[Data listing]

------

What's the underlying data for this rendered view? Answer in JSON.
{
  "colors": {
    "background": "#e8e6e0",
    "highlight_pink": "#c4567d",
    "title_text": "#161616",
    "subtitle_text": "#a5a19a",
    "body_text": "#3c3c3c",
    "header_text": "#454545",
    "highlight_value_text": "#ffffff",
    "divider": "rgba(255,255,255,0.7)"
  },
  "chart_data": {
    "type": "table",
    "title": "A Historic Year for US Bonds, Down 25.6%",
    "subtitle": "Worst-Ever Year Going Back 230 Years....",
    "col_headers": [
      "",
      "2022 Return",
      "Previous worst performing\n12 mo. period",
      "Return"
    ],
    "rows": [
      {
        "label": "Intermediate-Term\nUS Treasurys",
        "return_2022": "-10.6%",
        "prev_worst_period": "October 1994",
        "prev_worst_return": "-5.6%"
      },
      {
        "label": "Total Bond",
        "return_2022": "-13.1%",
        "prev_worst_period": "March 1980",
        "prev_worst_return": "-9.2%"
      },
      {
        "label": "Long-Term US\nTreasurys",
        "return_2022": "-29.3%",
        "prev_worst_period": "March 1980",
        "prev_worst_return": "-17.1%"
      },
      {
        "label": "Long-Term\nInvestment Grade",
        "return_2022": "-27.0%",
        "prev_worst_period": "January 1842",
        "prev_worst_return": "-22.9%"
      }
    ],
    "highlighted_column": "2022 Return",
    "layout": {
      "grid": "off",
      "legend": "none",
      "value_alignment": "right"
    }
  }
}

------

PROBLEM DESCRIPTION: Transcribe the data above in full, exactly.

EXERCISE SOLUTION:
What's the underlying data for this rendered view? Answer in JSON.
{
  "colors": {
    "background": "#e8e6e0",
    "highlight_pink": "#c4567d",
    "title_text": "#161616",
    "subtitle_text": "#a5a19a",
    "body_text": "#3c3c3c",
    "header_text": "#454545",
    "highlight_value_text": "#ffffff",
    "divider": "rgba(255,255,255,0.7)"
  },
  "chart_data": {
    "type": "table",
    "title": "A Historic Year for US Bonds, Down 25.6%",
    "subtitle": "Worst-Ever Year Going Back 230 Years....",
    "col_headers": [
      "",
      "2022 Return",
      "Previous worst performing\n12 mo. period",
      "Return"
    ],
    "rows": [
      {
        "label": "Intermediate-Term\nUS Treasurys",
        "return_2022": "-10.6%",
        "prev_worst_period": "October 1994",
        "prev_worst_return": "-5.6%"
      },
      {
        "label": "Total Bond",
        "return_2022": "-13.1%",
        "prev_worst_period": "March 1980",
        "prev_worst_return": "-9.2%"
      },
      {
        "label": "Long-Term US\nTreasurys",
        "return_2022": "-29.3%",
        "prev_worst_period": "March 1980",
        "prev_worst_return": "-17.1%"
      },
      {
        "label": "Long-Term\nInvestment Grade",
        "return_2022": "-27.0%",
        "prev_worst_period": "January 1842",
        "prev_worst_return": "-22.9%"
      }
    ],
    "highlighted_column": "2022 Return",
    "layout": {
      "grid": "off",
      "legend": "none",
      "value_alignment": "right"
    }
  }
}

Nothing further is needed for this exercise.